DESCRIPTION OF THE TASK >> Return the material word for word. Do not include pictures.
--- BEGIN THE DATA ---
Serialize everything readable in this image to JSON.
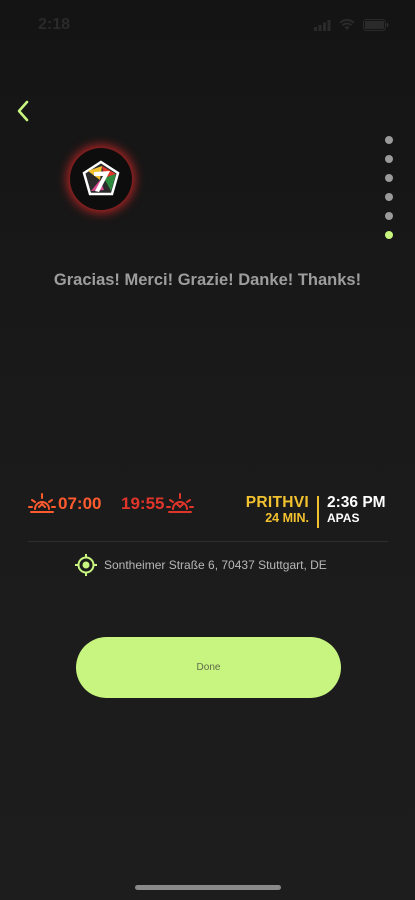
{
  "status_bar": {
    "time": "2:18",
    "icons": [
      "signal-icon",
      "wifi-icon",
      "battery-icon"
    ]
  },
  "navigation": {
    "back_icon": "chevron-left-icon"
  },
  "pager": {
    "total": 6,
    "active_index": 5
  },
  "message": "Gracias! Merci! Grazie! Danke! Thanks!",
  "sun": {
    "sunrise": "07:00",
    "sunset": "19:55"
  },
  "mode": {
    "name": "PRITHVI",
    "duration": "24 MIN."
  },
  "current": {
    "time": "2:36 PM",
    "label": "APAS"
  },
  "location": {
    "icon": "location-target-icon",
    "address": "Sontheimer Straße 6, 70437 Stuttgart, DE"
  },
  "done_button": {
    "label": "Done"
  },
  "colors": {
    "accent": "#c7f57f",
    "sunrise": "#ff5b2e",
    "sunset": "#e0352b",
    "mode": "#f2c230",
    "logo_glow": "#e62828"
  }
}
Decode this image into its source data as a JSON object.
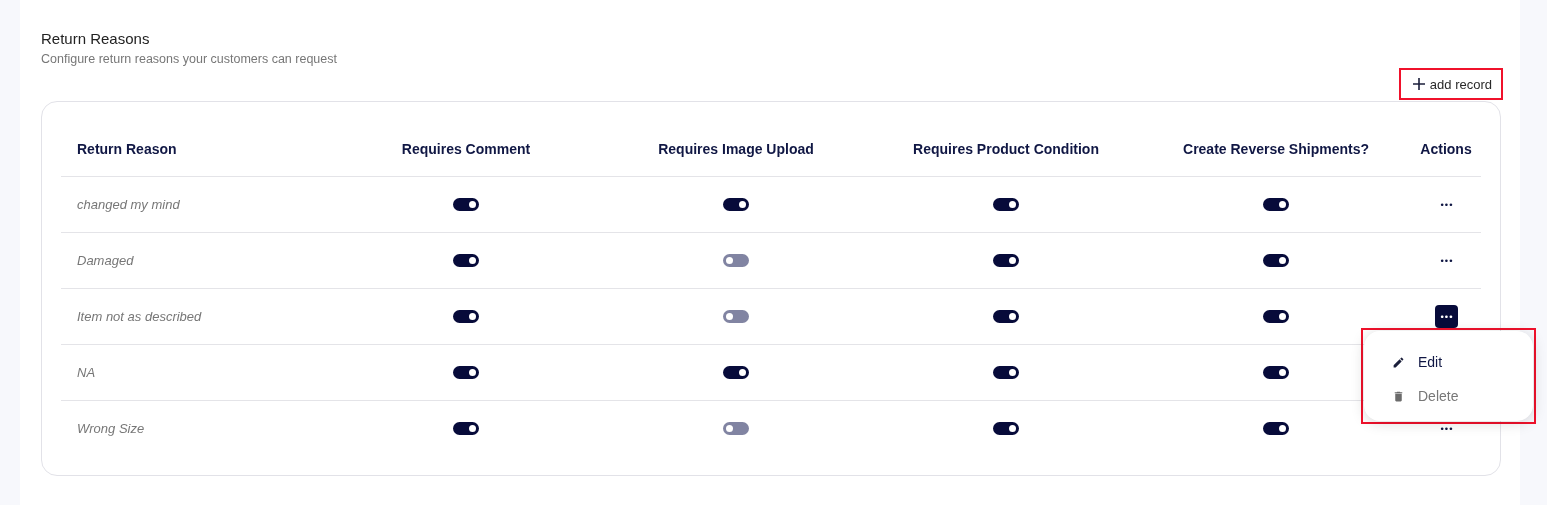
{
  "header": {
    "title": "Return Reasons",
    "subtitle": "Configure return reasons your customers can request"
  },
  "add_button": {
    "label": "add record",
    "highlighted": true
  },
  "table": {
    "columns": [
      "Return Reason",
      "Requires Comment",
      "Requires Image Upload",
      "Requires Product Condition",
      "Create Reverse Shipments?",
      "Actions"
    ],
    "rows": [
      {
        "reason": "changed my mind",
        "toggles": [
          {
            "on": true
          },
          {
            "on": true
          },
          {
            "on": true
          },
          {
            "on": true
          }
        ],
        "actions": "•••",
        "selected": false
      },
      {
        "reason": "Damaged",
        "toggles": [
          {
            "on": true
          },
          {
            "on": false
          },
          {
            "on": true
          },
          {
            "on": true
          }
        ],
        "actions": "•••",
        "selected": false
      },
      {
        "reason": "Item not as described",
        "toggles": [
          {
            "on": true
          },
          {
            "on": false
          },
          {
            "on": true
          },
          {
            "on": true
          }
        ],
        "actions": "•••",
        "selected": true
      },
      {
        "reason": "NA",
        "toggles": [
          {
            "on": true
          },
          {
            "on": true
          },
          {
            "on": true
          },
          {
            "on": true
          }
        ]
      },
      {
        "reason": "Wrong Size",
        "toggles": [
          {
            "on": true
          },
          {
            "on": false
          },
          {
            "on": true
          },
          {
            "on": true
          }
        ],
        "actions": "•••",
        "selected": false
      }
    ]
  },
  "menu": {
    "highlighted": true,
    "items": [
      {
        "label": "Edit",
        "kind": "edit",
        "disabled": false
      },
      {
        "label": "Delete",
        "kind": "delete",
        "disabled": true
      }
    ]
  }
}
--- END THE DATA ---
WRITTEN ANSWER >>
Serialize everything readable in this image to JSON.
{
  "status_bar": {
    "time": "2:18",
    "icons": [
      "signal-icon",
      "wifi-icon",
      "battery-icon"
    ]
  },
  "navigation": {
    "back_icon": "chevron-left-icon"
  },
  "pager": {
    "total": 6,
    "active_index": 5
  },
  "message": "Gracias! Merci! Grazie! Danke! Thanks!",
  "sun": {
    "sunrise": "07:00",
    "sunset": "19:55"
  },
  "mode": {
    "name": "PRITHVI",
    "duration": "24 MIN."
  },
  "current": {
    "time": "2:36 PM",
    "label": "APAS"
  },
  "location": {
    "icon": "location-target-icon",
    "address": "Sontheimer Straße 6, 70437 Stuttgart, DE"
  },
  "done_button": {
    "label": "Done"
  },
  "colors": {
    "accent": "#c7f57f",
    "sunrise": "#ff5b2e",
    "sunset": "#e0352b",
    "mode": "#f2c230",
    "logo_glow": "#e62828"
  }
}
Decode this image into its source data as a JSON object.
{
  "header": {
    "title": "Return Reasons",
    "subtitle": "Configure return reasons your customers can request"
  },
  "add_button": {
    "label": "add record",
    "highlighted": true
  },
  "table": {
    "columns": [
      "Return Reason",
      "Requires Comment",
      "Requires Image Upload",
      "Requires Product Condition",
      "Create Reverse Shipments?",
      "Actions"
    ],
    "rows": [
      {
        "reason": "changed my mind",
        "toggles": [
          {
            "on": true
          },
          {
            "on": true
          },
          {
            "on": true
          },
          {
            "on": true
          }
        ],
        "actions": "•••",
        "selected": false
      },
      {
        "reason": "Damaged",
        "toggles": [
          {
            "on": true
          },
          {
            "on": false
          },
          {
            "on": true
          },
          {
            "on": true
          }
        ],
        "actions": "•••",
        "selected": false
      },
      {
        "reason": "Item not as described",
        "toggles": [
          {
            "on": true
          },
          {
            "on": false
          },
          {
            "on": true
          },
          {
            "on": true
          }
        ],
        "actions": "•••",
        "selected": true
      },
      {
        "reason": "NA",
        "toggles": [
          {
            "on": true
          },
          {
            "on": true
          },
          {
            "on": true
          },
          {
            "on": true
          }
        ]
      },
      {
        "reason": "Wrong Size",
        "toggles": [
          {
            "on": true
          },
          {
            "on": false
          },
          {
            "on": true
          },
          {
            "on": true
          }
        ],
        "actions": "•••",
        "selected": false
      }
    ]
  },
  "menu": {
    "highlighted": true,
    "items": [
      {
        "label": "Edit",
        "kind": "edit",
        "disabled": false
      },
      {
        "label": "Delete",
        "kind": "delete",
        "disabled": true
      }
    ]
  }
}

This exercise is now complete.